Stored data:

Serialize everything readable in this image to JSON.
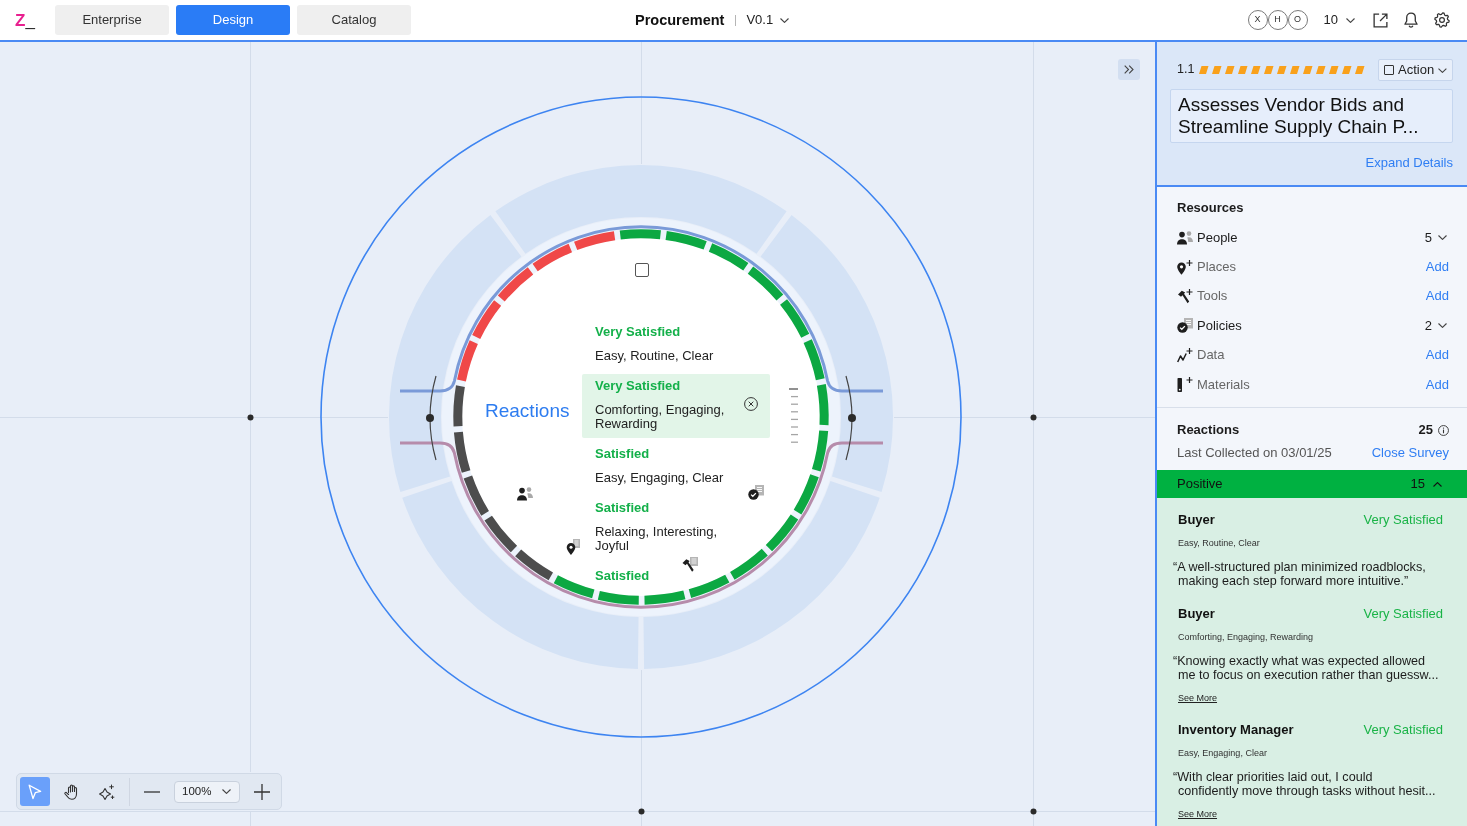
{
  "header": {
    "logo": {
      "letter": "Z",
      "cursor": "_"
    },
    "tabs": [
      {
        "label": "Enterprise",
        "selected": false
      },
      {
        "label": "Design",
        "selected": true
      },
      {
        "label": "Catalog",
        "selected": false
      }
    ],
    "project": "Procurement",
    "version": "V0.1",
    "avatars": [
      "X",
      "H",
      "O"
    ],
    "count": "10"
  },
  "canvas": {
    "dial": {
      "title": "Reactions",
      "checked": false,
      "items": [
        {
          "rating": "Very Satisfied",
          "feelings": "Easy, Routine, Clear",
          "selected": false
        },
        {
          "rating": "Very Satisfied",
          "feelings": "Comforting, Engaging, Rewarding",
          "selected": true
        },
        {
          "rating": "Satisfied",
          "feelings": "Easy, Engaging, Clear",
          "selected": false
        },
        {
          "rating": "Satisfied",
          "feelings": "Relaxing, Interesting, Joyful",
          "selected": false
        },
        {
          "rating": "Satisfied",
          "selected": false
        }
      ],
      "ring": [
        {
          "color": "#f04848"
        },
        {
          "color": "#f04848"
        },
        {
          "color": "#f04848"
        },
        {
          "color": "#f04848"
        },
        {
          "color": "#f04848"
        },
        {
          "color": "#0ca842"
        },
        {
          "color": "#0ca842"
        },
        {
          "color": "#0ca842"
        },
        {
          "color": "#0ca842"
        },
        {
          "color": "#0ca842"
        },
        {
          "color": "#0ca842"
        },
        {
          "color": "#0ca842"
        },
        {
          "color": "#0ca842"
        },
        {
          "color": "#0ca842"
        },
        {
          "color": "#0ca842"
        },
        {
          "color": "#0ca842"
        },
        {
          "color": "#0ca842"
        },
        {
          "color": "#0ca842"
        },
        {
          "color": "#0ca842"
        },
        {
          "color": "#0ca842"
        },
        {
          "color": "#4d4d4d"
        },
        {
          "color": "#4d4d4d"
        },
        {
          "color": "#4d4d4d"
        },
        {
          "color": "#4d4d4d"
        },
        {
          "color": "#4d4d4d"
        }
      ]
    },
    "toolbar": {
      "tools": [
        {
          "kind": "select",
          "selected": true
        },
        {
          "kind": "hand",
          "selected": false
        },
        {
          "kind": "ai",
          "selected": false
        }
      ],
      "zoom": "100%"
    }
  },
  "panel": {
    "step": {
      "number": "1.1",
      "action": "Action",
      "checked": false,
      "title": "Assesses Vendor Bids and Streamline Supply Chain P...",
      "expand": "Expand Details"
    },
    "resources": {
      "heading": "Resources",
      "items": [
        {
          "kind": "people",
          "label": "People",
          "count": "5",
          "expanded": false
        },
        {
          "kind": "places",
          "label": "Places",
          "action": "Add"
        },
        {
          "kind": "tools",
          "label": "Tools",
          "action": "Add"
        },
        {
          "kind": "policies",
          "label": "Policies",
          "count": "2",
          "expanded": false
        },
        {
          "kind": "data",
          "label": "Data",
          "action": "Add"
        },
        {
          "kind": "materials",
          "label": "Materials",
          "action": "Add"
        }
      ]
    },
    "reactions": {
      "heading": "Reactions",
      "total": "25",
      "collected": "Last Collected on 03/01/25",
      "close": "Close Survey",
      "group": {
        "label": "Positive",
        "count": "15",
        "expanded": true
      },
      "responses": [
        {
          "role": "Buyer",
          "rating": "Very Satisfied",
          "feelings": "Easy, Routine, Clear",
          "quote": "“A well-structured plan minimized roadblocks,\nmaking each step forward more intuitive.”"
        },
        {
          "role": "Buyer",
          "rating": "Very Satisfied",
          "feelings": "Comforting, Engaging, Rewarding",
          "quote": "“Knowing exactly what was expected allowed\nme to focus on execution rather than guessw...",
          "more": "See More"
        },
        {
          "role": "Inventory Manager",
          "rating": "Very Satisfied",
          "feelings": "Easy, Engaging, Clear",
          "quote": "“With clear priorities laid out, I could\nconfidently move through tasks without hesit...",
          "more": "See More"
        }
      ]
    }
  }
}
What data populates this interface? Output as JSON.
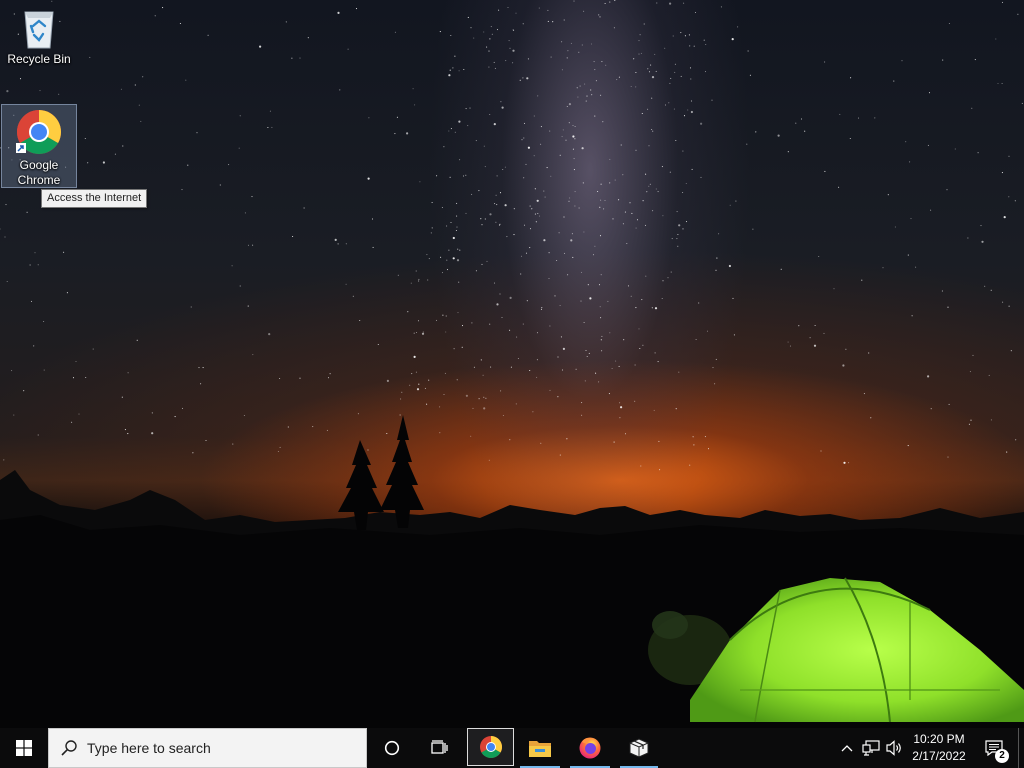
{
  "desktop": {
    "icons": [
      {
        "label": "Recycle Bin",
        "icon": "recycle-bin-icon"
      },
      {
        "label": "Google\nChrome",
        "icon": "chrome-icon",
        "selected": true
      }
    ],
    "tooltip": "Access the Internet"
  },
  "taskbar": {
    "start_icon": "windows-logo-icon",
    "search": {
      "placeholder": "Type here to search",
      "icon": "search-icon"
    },
    "cortana_icon": "cortana-circle-icon",
    "taskview_icon": "task-view-icon",
    "apps": [
      {
        "icon": "chrome-icon",
        "active": true
      },
      {
        "icon": "file-explorer-icon",
        "running": true
      },
      {
        "icon": "firefox-icon",
        "running": true
      },
      {
        "icon": "package-icon",
        "running": true
      }
    ],
    "tray": {
      "icons": [
        "chevron-up-icon",
        "network-icon",
        "volume-icon"
      ],
      "time": "10:20 PM",
      "date": "2/17/2022",
      "notification_count": "2"
    }
  },
  "colors": {
    "accent": "#76b9ed",
    "taskbar_bg": "#0b0b0c",
    "tent_green": "#8fe02a",
    "horizon_orange": "#ff6e14"
  }
}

What you should do ->
Transcribe every line from the records above without alteration, and leave out the images.

Written answer ->
Serialize everything readable in this image to JSON.
{
  "header": {
    "logo": {
      "letter": "Z",
      "cursor": "_"
    },
    "tabs": [
      {
        "label": "Enterprise",
        "selected": false
      },
      {
        "label": "Design",
        "selected": true
      },
      {
        "label": "Catalog",
        "selected": false
      }
    ],
    "project": "Procurement",
    "version": "V0.1",
    "avatars": [
      "X",
      "H",
      "O"
    ],
    "count": "10"
  },
  "canvas": {
    "dial": {
      "title": "Reactions",
      "checked": false,
      "items": [
        {
          "rating": "Very Satisfied",
          "feelings": "Easy, Routine, Clear",
          "selected": false
        },
        {
          "rating": "Very Satisfied",
          "feelings": "Comforting, Engaging, Rewarding",
          "selected": true
        },
        {
          "rating": "Satisfied",
          "feelings": "Easy, Engaging, Clear",
          "selected": false
        },
        {
          "rating": "Satisfied",
          "feelings": "Relaxing, Interesting, Joyful",
          "selected": false
        },
        {
          "rating": "Satisfied",
          "selected": false
        }
      ],
      "ring": [
        {
          "color": "#f04848"
        },
        {
          "color": "#f04848"
        },
        {
          "color": "#f04848"
        },
        {
          "color": "#f04848"
        },
        {
          "color": "#f04848"
        },
        {
          "color": "#0ca842"
        },
        {
          "color": "#0ca842"
        },
        {
          "color": "#0ca842"
        },
        {
          "color": "#0ca842"
        },
        {
          "color": "#0ca842"
        },
        {
          "color": "#0ca842"
        },
        {
          "color": "#0ca842"
        },
        {
          "color": "#0ca842"
        },
        {
          "color": "#0ca842"
        },
        {
          "color": "#0ca842"
        },
        {
          "color": "#0ca842"
        },
        {
          "color": "#0ca842"
        },
        {
          "color": "#0ca842"
        },
        {
          "color": "#0ca842"
        },
        {
          "color": "#0ca842"
        },
        {
          "color": "#4d4d4d"
        },
        {
          "color": "#4d4d4d"
        },
        {
          "color": "#4d4d4d"
        },
        {
          "color": "#4d4d4d"
        },
        {
          "color": "#4d4d4d"
        }
      ]
    },
    "toolbar": {
      "tools": [
        {
          "kind": "select",
          "selected": true
        },
        {
          "kind": "hand",
          "selected": false
        },
        {
          "kind": "ai",
          "selected": false
        }
      ],
      "zoom": "100%"
    }
  },
  "panel": {
    "step": {
      "number": "1.1",
      "action": "Action",
      "checked": false,
      "title": "Assesses Vendor Bids and Streamline Supply Chain P...",
      "expand": "Expand Details"
    },
    "resources": {
      "heading": "Resources",
      "items": [
        {
          "kind": "people",
          "label": "People",
          "count": "5",
          "expanded": false
        },
        {
          "kind": "places",
          "label": "Places",
          "action": "Add"
        },
        {
          "kind": "tools",
          "label": "Tools",
          "action": "Add"
        },
        {
          "kind": "policies",
          "label": "Policies",
          "count": "2",
          "expanded": false
        },
        {
          "kind": "data",
          "label": "Data",
          "action": "Add"
        },
        {
          "kind": "materials",
          "label": "Materials",
          "action": "Add"
        }
      ]
    },
    "reactions": {
      "heading": "Reactions",
      "total": "25",
      "collected": "Last Collected on 03/01/25",
      "close": "Close Survey",
      "group": {
        "label": "Positive",
        "count": "15",
        "expanded": true
      },
      "responses": [
        {
          "role": "Buyer",
          "rating": "Very Satisfied",
          "feelings": "Easy, Routine, Clear",
          "quote": "“A well-structured plan minimized roadblocks,\nmaking each step forward more intuitive.”"
        },
        {
          "role": "Buyer",
          "rating": "Very Satisfied",
          "feelings": "Comforting, Engaging, Rewarding",
          "quote": "“Knowing exactly what was expected allowed\nme to focus on execution rather than guessw...",
          "more": "See More"
        },
        {
          "role": "Inventory Manager",
          "rating": "Very Satisfied",
          "feelings": "Easy, Engaging, Clear",
          "quote": "“With clear priorities laid out, I could\nconfidently move through tasks without hesit...",
          "more": "See More"
        }
      ]
    }
  }
}
What data populates this interface? Output as JSON.
{
  "desktop": {
    "icons": [
      {
        "label": "Recycle Bin",
        "icon": "recycle-bin-icon"
      },
      {
        "label": "Google\nChrome",
        "icon": "chrome-icon",
        "selected": true
      }
    ],
    "tooltip": "Access the Internet"
  },
  "taskbar": {
    "start_icon": "windows-logo-icon",
    "search": {
      "placeholder": "Type here to search",
      "icon": "search-icon"
    },
    "cortana_icon": "cortana-circle-icon",
    "taskview_icon": "task-view-icon",
    "apps": [
      {
        "icon": "chrome-icon",
        "active": true
      },
      {
        "icon": "file-explorer-icon",
        "running": true
      },
      {
        "icon": "firefox-icon",
        "running": true
      },
      {
        "icon": "package-icon",
        "running": true
      }
    ],
    "tray": {
      "icons": [
        "chevron-up-icon",
        "network-icon",
        "volume-icon"
      ],
      "time": "10:20 PM",
      "date": "2/17/2022",
      "notification_count": "2"
    }
  },
  "colors": {
    "accent": "#76b9ed",
    "taskbar_bg": "#0b0b0c",
    "tent_green": "#8fe02a",
    "horizon_orange": "#ff6e14"
  }
}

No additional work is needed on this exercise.